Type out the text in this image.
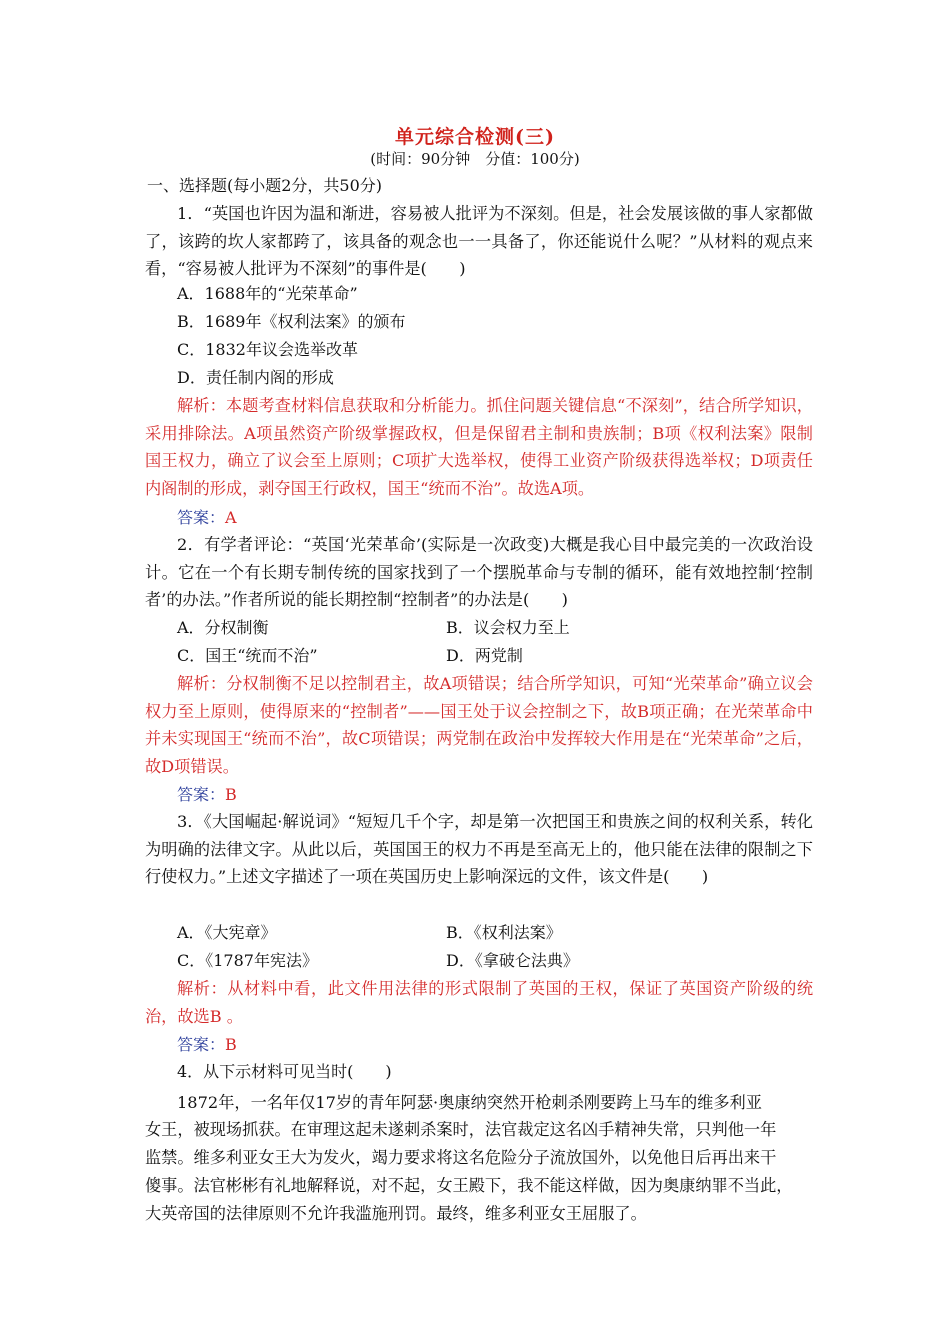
单元综合检测(三)
(时间：90分钟　分值：100分)
一、选择题(每小题2分，共50分)

1．“英国也许因为温和渐进，容易被人批评为不深刻。但是，社会发展该做的事人家都做了，该跨的坎人家都跨了，该具备的观念也一一具备了，你还能说什么呢？”从材料的观点来看，“容易被人批评为不深刻”的事件是(　　)

A．1688年的“光荣革命”
B．1689年《权利法案》的颁布
C．1832年议会选举改革
D．责任制内阁的形成

解析：本题考查材料信息获取和分析能力。抓住问题关键信息“不深刻”，结合所学知识，采用排除法。A项虽然资产阶级掌握政权，但是保留君主制和贵族制；B项《权利法案》限制国王权力，确立了议会至上原则；C项扩大选举权，使得工业资产阶级获得选举权；D项责任内阁制的形成，剥夺国王行政权，国王“统而不治”。故选A项。

答案：A

2．有学者评论：“英国‘光荣革命’(实际是一次政变)大概是我心目中最完美的一次政治设计。它在一个有长期专制传统的国家找到了一个摆脱革命与专制的循环，能有效地控制‘控制者’的办法。”作者所说的能长期控制“控制者”的办法是(　　)

A．分权制衡	B．议会权力至上
C．国王“统而不治”	D．两党制

解析：分权制衡不足以控制君主，故A项错误；结合所学知识，可知“光荣革命”确立议会权力至上原则，使得原来的“控制者”——国王处于议会控制之下，故B项正确；在光荣革命中并未实现国王“统而不治”，故C项错误；两党制在政治中发挥较大作用是在“光荣革命”之后，故D项错误。

答案：B

3．《大国崛起·解说词》“短短几千个字，却是第一次把国王和贵族之间的权利关系，转化为明确的法律文字。从此以后，英国国王的权力不再是至高无上的，他只能在法律的限制之下行使权力。”上述文字描述了一项在英国历史上影响深远的文件，该文件是(　　)

A．《大宪章》	B．《权利法案》
C．《1787年宪法》	D．《拿破仑法典》

解析：从材料中看，此文件用法律的形式限制了英国的王权，保证了英国资产阶级的统治，故选B 。

答案：B
4．从下示材料可见当时(　　)
1872年，一名年仅17岁的青年阿瑟·奥康纳突然开枪刺杀刚要跨上马车的维多利亚
女王，被现场抓获。在审理这起未遂刺杀案时，法官裁定这名凶手精神失常，只判他一年
监禁。维多利亚女王大为发火，竭力要求将这名危险分子流放国外，以免他日后再出来干
傻事。法官彬彬有礼地解释说，对不起，女王殿下，我不能这样做，因为奥康纳罪不当此，
大英帝国的法律原则不允许我滥施刑罚。最终，维多利亚女王屈服了。
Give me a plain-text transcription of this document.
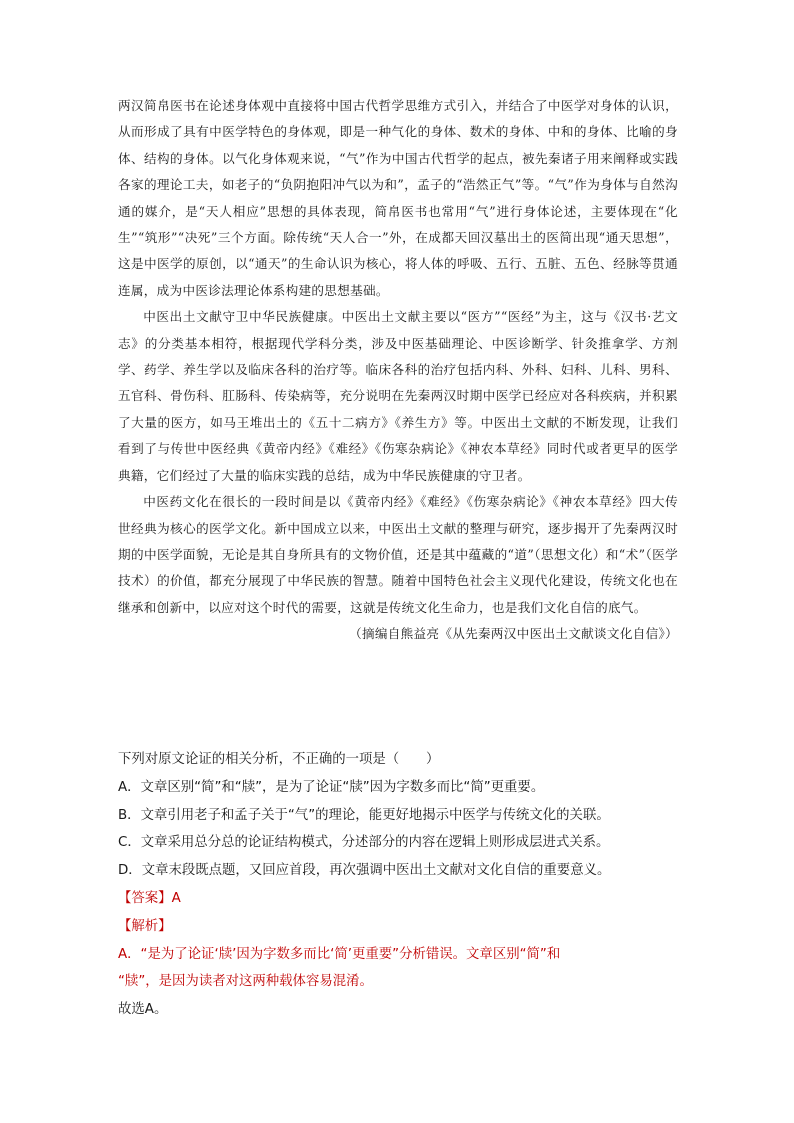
两汉简帛医书在论述身体观中直接将中国古代哲学思维方式引入，并结合了中医学对身体的认识，从而形成了具有中医学特色的身体观，即是一种气化的身体、数术的身体、中和的身体、比喻的身体、结构的身体。以气化身体观来说，“气”作为中国古代哲学的起点，被先秦诸子用来阐释或实践各家的理论工夫，如老子的“负阴抱阳冲气以为和”，孟子的“浩然正气”等。“气”作为身体与自然沟通的媒介，是“天人相应”思想的具体表现，简帛医书也常用“气”进行身体论述，主要体现在“化生”“筑形”“决死”三个方面。除传统“天人合一”外，在成都天回汉墓出土的医简出现“通天思想”，这是中医学的原创，以“通天”的生命认识为核心，将人体的呼吸、五行、五脏、五色、经脉等贯通连属，成为中医诊法理论体系构建的思想基础。

中医出土文献守卫中华民族健康。中医出土文献主要以“医方”“医经”为主，这与《汉书·艺文志》的分类基本相符，根据现代学科分类，涉及中医基础理论、中医诊断学、针灸推拿学、方剂学、药学、养生学以及临床各科的治疗等。临床各科的治疗包括内科、外科、妇科、儿科、男科、五官科、骨伤科、肛肠科、传染病等，充分说明在先秦两汉时期中医学已经应对各科疾病，并积累了大量的医方，如马王堆出土的《五十二病方》《养生方》等。中医出土文献的不断发现，让我们看到了与传世中医经典《黄帝内经》《难经》《伤寒杂病论》《神农本草经》同时代或者更早的医学典籍，它们经过了大量的临床实践的总结，成为中华民族健康的守卫者。

中医药文化在很长的一段时间是以《黄帝内经》《难经》《伤寒杂病论》《神农本草经》四大传世经典为核心的医学文化。新中国成立以来，中医出土文献的整理与研究，逐步揭开了先秦两汉时期的中医学面貌，无论是其自身所具有的文物价值，还是其中蕴藏的“道”（思想文化）和“术”（医学技术）的价值，都充分展现了中华民族的智慧。随着中国特色社会主义现代化建设，传统文化也在继承和创新中，以应对这个时代的需要，这就是传统文化生命力，也是我们文化自信的底气。

（摘编自熊益亮《从先秦两汉中医出土文献谈文化自信》）

下列对原文论证的相关分析，不正确的一项是（　　）

A．文章区别“简”和“牍”，是为了论证“牍”因为字数多而比“简”更重要。

B．文章引用老子和孟子关于“气”的理论，能更好地揭示中医学与传统文化的关联。

C．文章采用总分总的论证结构模式，分述部分的内容在逻辑上则形成层进式关系。

D．文章末段既点题，又回应首段，再次强调中医出土文献对文化自信的重要意义。

【答案】A

【解析】

A．“是为了论证‘牍’因为字数多而比‘简’更重要”分析错误。文章区别“简”和

“牍”，是因为读者对这两种载体容易混淆。

故选A。
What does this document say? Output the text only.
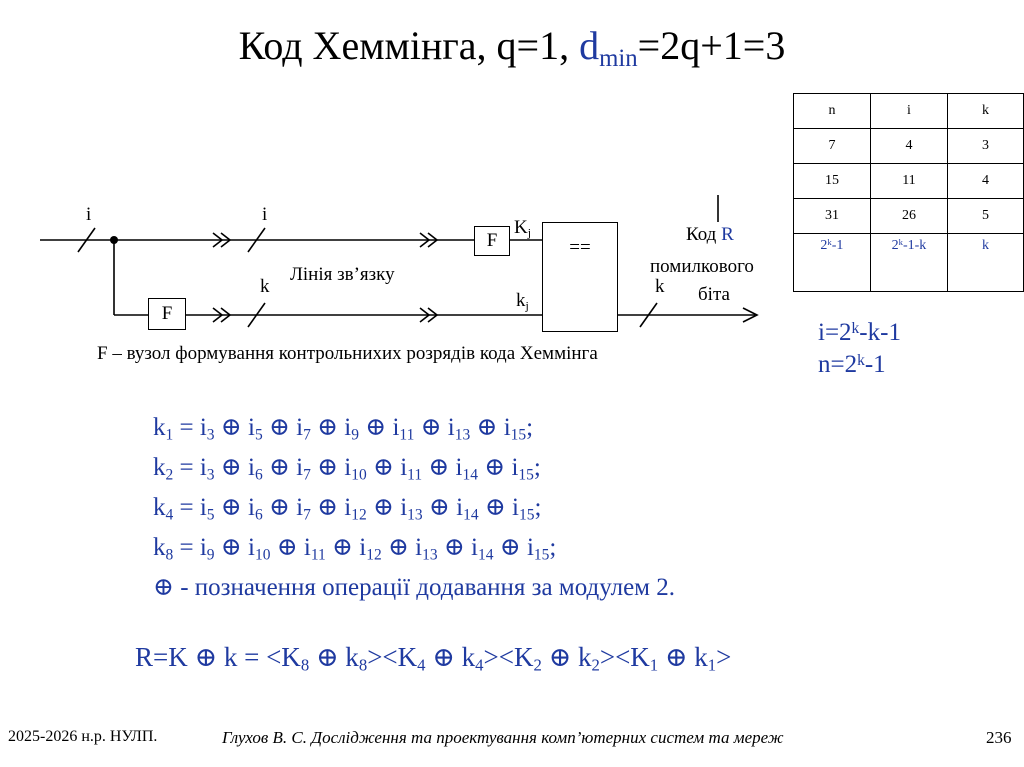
Код Хеммінга, q=1, $d_{min}=2q+1=3$
n	i	k
7	4	3
15	11	4
31	26	5
2$^k$-1	2$^k$-1-k	k
i	i
k	k
Лінія зв’язку
F
F
==
$K_j$
$k_j$
Код R
помилкового
біта
F – вузол формування контрольнихих розрядів кода Хеммінга
$i=2^k-k-1$
$n=2^k-1$
$k_1 = i_3$ ⊕ $i_5$ ⊕ $i_7$ ⊕ $i_9$ ⊕ $i_{11}$ ⊕ $i_{13}$ ⊕ $i_{15}$;
$k_2 = i_3$ ⊕ $i_6$ ⊕ $i_7$ ⊕ $i_{10}$ ⊕ $i_{11}$ ⊕ $i_{14}$ ⊕ $i_{15}$;
$k_4 = i_5$ ⊕ $i_6$ ⊕ $i_7$ ⊕ $i_{12}$ ⊕ $i_{13}$ ⊕ $i_{14}$ ⊕ $i_{15}$;
$k_8 = i_9$ ⊕ $i_{10}$ ⊕ $i_{11}$ ⊕ $i_{12}$ ⊕ $i_{13}$ ⊕ $i_{14}$ ⊕ $i_{15}$;
⊕ - позначення операції додавання за модулем 2.
R=K ⊕ $k = <K_8$ ⊕ $k_8><K_4$ ⊕ $k_4><K_2$ ⊕ $k_2><K_1$ ⊕ $k_1>$
2025-2026 н.р. НУЛП.	Глухов В. С. Дослідження та проектування комп’ютерних систем та мереж	236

### Aim of the task
Write out the whole listing exactly, and drop the pictures.

### Task solution
Type out the text in this image.
单元综合检测(三)
(时间：90分钟　分值：100分)
一、选择题(每小题2分，共50分)

1．“英国也许因为温和渐进，容易被人批评为不深刻。但是，社会发展该做的事人家都做了，该跨的坎人家都跨了，该具备的观念也一一具备了，你还能说什么呢？”从材料的观点来看，“容易被人批评为不深刻”的事件是(　　)

A．1688年的“光荣革命”
B．1689年《权利法案》的颁布
C．1832年议会选举改革
D．责任制内阁的形成

解析：本题考查材料信息获取和分析能力。抓住问题关键信息“不深刻”，结合所学知识，采用排除法。A项虽然资产阶级掌握政权，但是保留君主制和贵族制；B项《权利法案》限制国王权力，确立了议会至上原则；C项扩大选举权，使得工业资产阶级获得选举权；D项责任内阁制的形成，剥夺国王行政权，国王“统而不治”。故选A项。

答案：A

2．有学者评论：“英国‘光荣革命’(实际是一次政变)大概是我心目中最完美的一次政治设计。它在一个有长期专制传统的国家找到了一个摆脱革命与专制的循环，能有效地控制‘控制者’的办法。”作者所说的能长期控制“控制者”的办法是(　　)

A．分权制衡	B．议会权力至上
C．国王“统而不治”	D．两党制

解析：分权制衡不足以控制君主，故A项错误；结合所学知识，可知“光荣革命”确立议会权力至上原则，使得原来的“控制者”——国王处于议会控制之下，故B项正确；在光荣革命中并未实现国王“统而不治”，故C项错误；两党制在政治中发挥较大作用是在“光荣革命”之后，故D项错误。

答案：B

3．《大国崛起·解说词》“短短几千个字，却是第一次把国王和贵族之间的权利关系，转化为明确的法律文字。从此以后，英国国王的权力不再是至高无上的，他只能在法律的限制之下行使权力。”上述文字描述了一项在英国历史上影响深远的文件，该文件是(　　)

A．《大宪章》	B．《权利法案》
C．《1787年宪法》	D．《拿破仑法典》

解析：从材料中看，此文件用法律的形式限制了英国的王权，保证了英国资产阶级的统治，故选B 。

答案：B
4．从下示材料可见当时(　　)
1872年，一名年仅17岁的青年阿瑟·奥康纳突然开枪刺杀刚要跨上马车的维多利亚
女王，被现场抓获。在审理这起未遂刺杀案时，法官裁定这名凶手精神失常，只判他一年
监禁。维多利亚女王大为发火，竭力要求将这名危险分子流放国外，以免他日后再出来干
傻事。法官彬彬有礼地解释说，对不起，女王殿下，我不能这样做，因为奥康纳罪不当此，
大英帝国的法律原则不允许我滥施刑罚。最终，维多利亚女王屈服了。
Give me a plain-text transcription of this document.
两汉简帛医书在论述身体观中直接将中国古代哲学思维方式引入，并结合了中医学对身体的认识，从而形成了具有中医学特色的身体观，即是一种气化的身体、数术的身体、中和的身体、比喻的身体、结构的身体。以气化身体观来说，“气”作为中国古代哲学的起点，被先秦诸子用来阐释或实践各家的理论工夫，如老子的“负阴抱阳冲气以为和”，孟子的“浩然正气”等。“气”作为身体与自然沟通的媒介，是“天人相应”思想的具体表现，简帛医书也常用“气”进行身体论述，主要体现在“化生”“筑形”“决死”三个方面。除传统“天人合一”外，在成都天回汉墓出土的医简出现“通天思想”，这是中医学的原创，以“通天”的生命认识为核心，将人体的呼吸、五行、五脏、五色、经脉等贯通连属，成为中医诊法理论体系构建的思想基础。

中医出土文献守卫中华民族健康。中医出土文献主要以“医方”“医经”为主，这与《汉书·艺文志》的分类基本相符，根据现代学科分类，涉及中医基础理论、中医诊断学、针灸推拿学、方剂学、药学、养生学以及临床各科的治疗等。临床各科的治疗包括内科、外科、妇科、儿科、男科、五官科、骨伤科、肛肠科、传染病等，充分说明在先秦两汉时期中医学已经应对各科疾病，并积累了大量的医方，如马王堆出土的《五十二病方》《养生方》等。中医出土文献的不断发现，让我们看到了与传世中医经典《黄帝内经》《难经》《伤寒杂病论》《神农本草经》同时代或者更早的医学典籍，它们经过了大量的临床实践的总结，成为中华民族健康的守卫者。

中医药文化在很长的一段时间是以《黄帝内经》《难经》《伤寒杂病论》《神农本草经》四大传世经典为核心的医学文化。新中国成立以来，中医出土文献的整理与研究，逐步揭开了先秦两汉时期的中医学面貌，无论是其自身所具有的文物价值，还是其中蕴藏的“道”（思想文化）和“术”（医学技术）的价值，都充分展现了中华民族的智慧。随着中国特色社会主义现代化建设，传统文化也在继承和创新中，以应对这个时代的需要，这就是传统文化生命力，也是我们文化自信的底气。

（摘编自熊益亮《从先秦两汉中医出土文献谈文化自信》）

下列对原文论证的相关分析，不正确的一项是（　　）

A．文章区别“简”和“牍”，是为了论证“牍”因为字数多而比“简”更重要。

B．文章引用老子和孟子关于“气”的理论，能更好地揭示中医学与传统文化的关联。

C．文章采用总分总的论证结构模式，分述部分的内容在逻辑上则形成层进式关系。

D．文章末段既点题，又回应首段，再次强调中医出土文献对文化自信的重要意义。

【答案】A

【解析】

A．“是为了论证‘牍’因为字数多而比‘简’更重要”分析错误。文章区别“简”和

“牍”，是因为读者对这两种载体容易混淆。

故选A。
What does this document say? Output the text only.
Код Хеммінга, q=1, $d_{min}=2q+1=3$
n	i	k
7	4	3
15	11	4
31	26	5
2$^k$-1	2$^k$-1-k	k
i	i
k	k
Лінія зв’язку
F
F
==
$K_j$
$k_j$
Код R
помилкового
біта
F – вузол формування контрольнихих розрядів кода Хеммінга
$i=2^k-k-1$
$n=2^k-1$
$k_1 = i_3$ ⊕ $i_5$ ⊕ $i_7$ ⊕ $i_9$ ⊕ $i_{11}$ ⊕ $i_{13}$ ⊕ $i_{15}$;
$k_2 = i_3$ ⊕ $i_6$ ⊕ $i_7$ ⊕ $i_{10}$ ⊕ $i_{11}$ ⊕ $i_{14}$ ⊕ $i_{15}$;
$k_4 = i_5$ ⊕ $i_6$ ⊕ $i_7$ ⊕ $i_{12}$ ⊕ $i_{13}$ ⊕ $i_{14}$ ⊕ $i_{15}$;
$k_8 = i_9$ ⊕ $i_{10}$ ⊕ $i_{11}$ ⊕ $i_{12}$ ⊕ $i_{13}$ ⊕ $i_{14}$ ⊕ $i_{15}$;
⊕ - позначення операції додавання за модулем 2.
R=K ⊕ $k = <K_8$ ⊕ $k_8><K_4$ ⊕ $k_4><K_2$ ⊕ $k_2><K_1$ ⊕ $k_1>$
2025-2026 н.р. НУЛП.	Глухов В. С. Дослідження та проектування комп’ютерних систем та мереж	236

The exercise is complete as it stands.